SUPPLIED INFORMATION:
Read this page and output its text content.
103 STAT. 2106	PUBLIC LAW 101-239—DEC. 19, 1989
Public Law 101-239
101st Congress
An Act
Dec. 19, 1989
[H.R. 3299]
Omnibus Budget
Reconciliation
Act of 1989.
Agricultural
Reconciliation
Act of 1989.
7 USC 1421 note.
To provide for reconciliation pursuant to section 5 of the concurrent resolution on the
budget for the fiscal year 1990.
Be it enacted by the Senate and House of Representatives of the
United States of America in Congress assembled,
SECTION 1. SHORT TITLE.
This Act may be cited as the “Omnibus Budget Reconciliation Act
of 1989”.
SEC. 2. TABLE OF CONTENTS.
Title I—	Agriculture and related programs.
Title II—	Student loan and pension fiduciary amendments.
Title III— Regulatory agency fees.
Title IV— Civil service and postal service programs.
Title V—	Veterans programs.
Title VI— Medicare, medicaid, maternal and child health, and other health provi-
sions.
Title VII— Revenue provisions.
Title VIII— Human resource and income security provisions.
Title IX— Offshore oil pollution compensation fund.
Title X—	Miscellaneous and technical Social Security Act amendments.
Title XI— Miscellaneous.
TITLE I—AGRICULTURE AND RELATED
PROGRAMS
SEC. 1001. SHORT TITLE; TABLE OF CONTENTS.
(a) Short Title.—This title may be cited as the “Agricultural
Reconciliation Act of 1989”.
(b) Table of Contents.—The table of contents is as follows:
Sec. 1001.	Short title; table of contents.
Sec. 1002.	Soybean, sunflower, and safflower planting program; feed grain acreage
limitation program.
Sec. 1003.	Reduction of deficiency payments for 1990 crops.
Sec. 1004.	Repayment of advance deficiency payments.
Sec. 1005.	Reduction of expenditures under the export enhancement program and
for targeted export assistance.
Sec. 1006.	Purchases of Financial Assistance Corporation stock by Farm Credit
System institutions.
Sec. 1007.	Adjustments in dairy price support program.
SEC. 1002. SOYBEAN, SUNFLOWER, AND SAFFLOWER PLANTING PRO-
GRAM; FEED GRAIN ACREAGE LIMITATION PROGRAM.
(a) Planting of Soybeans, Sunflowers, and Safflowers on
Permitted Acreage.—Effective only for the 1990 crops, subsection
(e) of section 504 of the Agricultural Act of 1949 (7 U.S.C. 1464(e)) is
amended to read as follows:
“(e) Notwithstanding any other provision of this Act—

WHAT NEEDS TO BE DONE: Print every record exactly as it was given.

FINISHED ANSWER:
Read this page and output its text content.
103 STAT. 2106	PUBLIC LAW 101-239—DEC. 19, 1989
Public Law 101-239
101st Congress
An Act
Dec. 19, 1989
[H.R. 3299]
Omnibus Budget
Reconciliation
Act of 1989.
Agricultural
Reconciliation
Act of 1989.
7 USC 1421 note.
To provide for reconciliation pursuant to section 5 of the concurrent resolution on the
budget for the fiscal year 1990.
Be it enacted by the Senate and House of Representatives of the
United States of America in Congress assembled,
SECTION 1. SHORT TITLE.
This Act may be cited as the “Omnibus Budget Reconciliation Act
of 1989”.
SEC. 2. TABLE OF CONTENTS.
Title I—	Agriculture and related programs.
Title II—	Student loan and pension fiduciary amendments.
Title III— Regulatory agency fees.
Title IV— Civil service and postal service programs.
Title V—	Veterans programs.
Title VI— Medicare, medicaid, maternal and child health, and other health provi-
sions.
Title VII— Revenue provisions.
Title VIII— Human resource and income security provisions.
Title IX— Offshore oil pollution compensation fund.
Title X—	Miscellaneous and technical Social Security Act amendments.
Title XI— Miscellaneous.
TITLE I—AGRICULTURE AND RELATED
PROGRAMS
SEC. 1001. SHORT TITLE; TABLE OF CONTENTS.
(a) Short Title.—This title may be cited as the “Agricultural
Reconciliation Act of 1989”.
(b) Table of Contents.—The table of contents is as follows:
Sec. 1001.	Short title; table of contents.
Sec. 1002.	Soybean, sunflower, and safflower planting program; feed grain acreage
limitation program.
Sec. 1003.	Reduction of deficiency payments for 1990 crops.
Sec. 1004.	Repayment of advance deficiency payments.
Sec. 1005.	Reduction of expenditures under the export enhancement program and
for targeted export assistance.
Sec. 1006.	Purchases of Financial Assistance Corporation stock by Farm Credit
System institutions.
Sec. 1007.	Adjustments in dairy price support program.
SEC. 1002. SOYBEAN, SUNFLOWER, AND SAFFLOWER PLANTING PRO-
GRAM; FEED GRAIN ACREAGE LIMITATION PROGRAM.
(a) Planting of Soybeans, Sunflowers, and Safflowers on
Permitted Acreage.—Effective only for the 1990 crops, subsection
(e) of section 504 of the Agricultural Act of 1949 (7 U.S.C. 1464(e)) is
amended to read as follows:
“(e) Notwithstanding any other provision of this Act—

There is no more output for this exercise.